_Task data:_

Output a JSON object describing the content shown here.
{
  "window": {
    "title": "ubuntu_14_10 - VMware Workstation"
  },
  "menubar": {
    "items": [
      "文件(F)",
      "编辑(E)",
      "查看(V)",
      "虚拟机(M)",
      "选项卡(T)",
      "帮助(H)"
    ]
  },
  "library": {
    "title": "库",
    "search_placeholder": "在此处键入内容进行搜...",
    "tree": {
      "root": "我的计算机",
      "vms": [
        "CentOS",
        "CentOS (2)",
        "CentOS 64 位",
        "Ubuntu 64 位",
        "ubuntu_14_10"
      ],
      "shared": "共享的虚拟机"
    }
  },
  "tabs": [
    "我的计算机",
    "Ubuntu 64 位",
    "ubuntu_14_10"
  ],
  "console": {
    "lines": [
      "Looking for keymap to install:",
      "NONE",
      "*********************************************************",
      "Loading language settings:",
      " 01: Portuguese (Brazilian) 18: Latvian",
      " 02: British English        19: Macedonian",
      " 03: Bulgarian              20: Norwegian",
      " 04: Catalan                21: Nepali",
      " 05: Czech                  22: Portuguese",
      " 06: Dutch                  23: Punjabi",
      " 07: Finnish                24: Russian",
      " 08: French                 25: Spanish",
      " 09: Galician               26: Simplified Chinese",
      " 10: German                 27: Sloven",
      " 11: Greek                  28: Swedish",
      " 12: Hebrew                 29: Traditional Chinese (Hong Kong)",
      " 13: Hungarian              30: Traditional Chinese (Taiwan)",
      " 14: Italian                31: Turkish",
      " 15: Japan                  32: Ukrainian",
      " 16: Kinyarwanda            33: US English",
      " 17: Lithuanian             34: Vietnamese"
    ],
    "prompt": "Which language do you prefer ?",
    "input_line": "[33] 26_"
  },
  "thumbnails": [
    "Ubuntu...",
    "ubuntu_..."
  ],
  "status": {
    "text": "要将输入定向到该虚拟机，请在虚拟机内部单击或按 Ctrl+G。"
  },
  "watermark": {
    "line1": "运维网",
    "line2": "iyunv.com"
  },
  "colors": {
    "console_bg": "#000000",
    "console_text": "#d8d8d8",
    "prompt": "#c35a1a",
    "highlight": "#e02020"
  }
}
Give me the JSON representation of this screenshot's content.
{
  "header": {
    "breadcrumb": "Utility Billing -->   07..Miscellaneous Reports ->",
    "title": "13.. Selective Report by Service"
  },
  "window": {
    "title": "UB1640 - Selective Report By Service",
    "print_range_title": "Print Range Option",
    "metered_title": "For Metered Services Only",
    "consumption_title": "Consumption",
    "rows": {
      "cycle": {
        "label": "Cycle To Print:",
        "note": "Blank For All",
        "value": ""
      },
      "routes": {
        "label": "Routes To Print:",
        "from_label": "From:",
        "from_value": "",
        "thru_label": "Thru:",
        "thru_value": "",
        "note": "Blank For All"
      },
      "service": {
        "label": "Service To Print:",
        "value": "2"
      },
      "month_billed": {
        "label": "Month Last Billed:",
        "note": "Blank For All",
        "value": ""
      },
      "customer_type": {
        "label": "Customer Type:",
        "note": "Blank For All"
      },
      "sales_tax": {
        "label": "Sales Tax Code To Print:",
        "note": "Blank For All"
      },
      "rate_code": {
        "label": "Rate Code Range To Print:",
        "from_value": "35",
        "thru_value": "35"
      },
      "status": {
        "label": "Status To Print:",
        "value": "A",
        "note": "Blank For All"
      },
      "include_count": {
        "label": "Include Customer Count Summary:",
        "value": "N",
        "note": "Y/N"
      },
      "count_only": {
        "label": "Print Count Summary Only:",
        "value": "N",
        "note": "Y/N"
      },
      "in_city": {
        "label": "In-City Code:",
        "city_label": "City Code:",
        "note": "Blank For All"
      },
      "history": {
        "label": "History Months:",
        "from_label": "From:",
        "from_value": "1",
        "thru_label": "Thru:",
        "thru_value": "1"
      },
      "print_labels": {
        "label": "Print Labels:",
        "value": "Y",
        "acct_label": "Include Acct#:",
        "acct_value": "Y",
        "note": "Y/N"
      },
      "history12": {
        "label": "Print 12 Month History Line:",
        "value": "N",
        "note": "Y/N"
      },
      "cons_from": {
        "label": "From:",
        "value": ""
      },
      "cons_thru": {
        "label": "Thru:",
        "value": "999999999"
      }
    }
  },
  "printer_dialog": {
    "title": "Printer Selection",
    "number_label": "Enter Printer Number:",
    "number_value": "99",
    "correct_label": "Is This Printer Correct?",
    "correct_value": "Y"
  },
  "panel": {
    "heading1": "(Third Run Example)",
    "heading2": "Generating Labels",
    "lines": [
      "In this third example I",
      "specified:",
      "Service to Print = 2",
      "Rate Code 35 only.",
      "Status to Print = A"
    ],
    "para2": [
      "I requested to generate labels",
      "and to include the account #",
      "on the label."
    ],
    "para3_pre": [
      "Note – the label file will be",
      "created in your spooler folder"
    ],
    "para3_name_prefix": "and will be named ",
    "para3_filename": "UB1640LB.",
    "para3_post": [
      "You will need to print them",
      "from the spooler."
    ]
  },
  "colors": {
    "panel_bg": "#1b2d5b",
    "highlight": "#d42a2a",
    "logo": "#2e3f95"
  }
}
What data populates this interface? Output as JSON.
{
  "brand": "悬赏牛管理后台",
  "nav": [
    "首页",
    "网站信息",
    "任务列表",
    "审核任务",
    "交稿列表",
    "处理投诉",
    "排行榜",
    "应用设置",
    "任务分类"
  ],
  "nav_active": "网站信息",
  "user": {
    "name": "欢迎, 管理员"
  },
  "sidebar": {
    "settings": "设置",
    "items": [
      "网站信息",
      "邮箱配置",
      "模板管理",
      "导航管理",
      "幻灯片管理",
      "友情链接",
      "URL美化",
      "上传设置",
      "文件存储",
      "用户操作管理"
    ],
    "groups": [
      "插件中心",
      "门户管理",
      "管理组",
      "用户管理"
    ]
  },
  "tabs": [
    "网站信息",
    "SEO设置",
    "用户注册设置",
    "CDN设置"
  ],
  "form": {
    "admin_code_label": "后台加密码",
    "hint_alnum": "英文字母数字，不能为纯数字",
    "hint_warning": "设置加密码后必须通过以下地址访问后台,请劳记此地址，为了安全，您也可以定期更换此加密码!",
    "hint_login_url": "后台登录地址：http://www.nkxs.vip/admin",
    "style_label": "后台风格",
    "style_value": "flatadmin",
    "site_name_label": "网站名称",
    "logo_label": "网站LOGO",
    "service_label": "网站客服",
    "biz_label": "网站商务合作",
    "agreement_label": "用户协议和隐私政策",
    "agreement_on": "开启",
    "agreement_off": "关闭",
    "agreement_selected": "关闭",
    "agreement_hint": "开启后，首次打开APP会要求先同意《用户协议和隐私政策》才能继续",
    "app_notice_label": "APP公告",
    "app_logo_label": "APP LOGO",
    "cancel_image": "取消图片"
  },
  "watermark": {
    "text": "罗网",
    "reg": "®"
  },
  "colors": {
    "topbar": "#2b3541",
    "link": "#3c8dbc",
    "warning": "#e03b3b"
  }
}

_What you should do:_
In the entries above, find each line with the word "highlight" and copy it.

_Response below:_
    "highlight": "#e02020"
    "highlight": "#d42a2a",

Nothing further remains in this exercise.